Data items
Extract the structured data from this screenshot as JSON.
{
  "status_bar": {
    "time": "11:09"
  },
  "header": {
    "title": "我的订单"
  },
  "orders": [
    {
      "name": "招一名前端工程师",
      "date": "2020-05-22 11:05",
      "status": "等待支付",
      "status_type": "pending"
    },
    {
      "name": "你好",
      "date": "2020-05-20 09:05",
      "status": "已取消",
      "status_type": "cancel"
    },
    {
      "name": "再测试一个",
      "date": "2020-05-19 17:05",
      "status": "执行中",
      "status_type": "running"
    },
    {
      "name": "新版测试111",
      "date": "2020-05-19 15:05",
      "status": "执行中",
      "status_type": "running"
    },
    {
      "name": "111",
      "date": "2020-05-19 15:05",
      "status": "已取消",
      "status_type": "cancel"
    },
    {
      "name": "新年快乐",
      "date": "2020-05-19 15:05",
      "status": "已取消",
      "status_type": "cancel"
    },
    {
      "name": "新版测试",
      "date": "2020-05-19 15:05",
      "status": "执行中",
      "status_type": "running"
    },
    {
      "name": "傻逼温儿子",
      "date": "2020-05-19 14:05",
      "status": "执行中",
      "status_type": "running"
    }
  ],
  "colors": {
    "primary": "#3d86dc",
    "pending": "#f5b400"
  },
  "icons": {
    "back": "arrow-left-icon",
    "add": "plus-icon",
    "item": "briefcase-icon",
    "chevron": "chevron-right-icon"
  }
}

● **Your instructions**: Write out all the entries exactly.

● **In response**:
Extract the structured data from this screenshot as JSON.
{
  "status_bar": {
    "time": "11:09"
  },
  "header": {
    "title": "我的订单"
  },
  "orders": [
    {
      "name": "招一名前端工程师",
      "date": "2020-05-22 11:05",
      "status": "等待支付",
      "status_type": "pending"
    },
    {
      "name": "你好",
      "date": "2020-05-20 09:05",
      "status": "已取消",
      "status_type": "cancel"
    },
    {
      "name": "再测试一个",
      "date": "2020-05-19 17:05",
      "status": "执行中",
      "status_type": "running"
    },
    {
      "name": "新版测试111",
      "date": "2020-05-19 15:05",
      "status": "执行中",
      "status_type": "running"
    },
    {
      "name": "111",
      "date": "2020-05-19 15:05",
      "status": "已取消",
      "status_type": "cancel"
    },
    {
      "name": "新年快乐",
      "date": "2020-05-19 15:05",
      "status": "已取消",
      "status_type": "cancel"
    },
    {
      "name": "新版测试",
      "date": "2020-05-19 15:05",
      "status": "执行中",
      "status_type": "running"
    },
    {
      "name": "傻逼温儿子",
      "date": "2020-05-19 14:05",
      "status": "执行中",
      "status_type": "running"
    }
  ],
  "colors": {
    "primary": "#3d86dc",
    "pending": "#f5b400"
  },
  "icons": {
    "back": "arrow-left-icon",
    "add": "plus-icon",
    "item": "briefcase-icon",
    "chevron": "chevron-right-icon"
  }
}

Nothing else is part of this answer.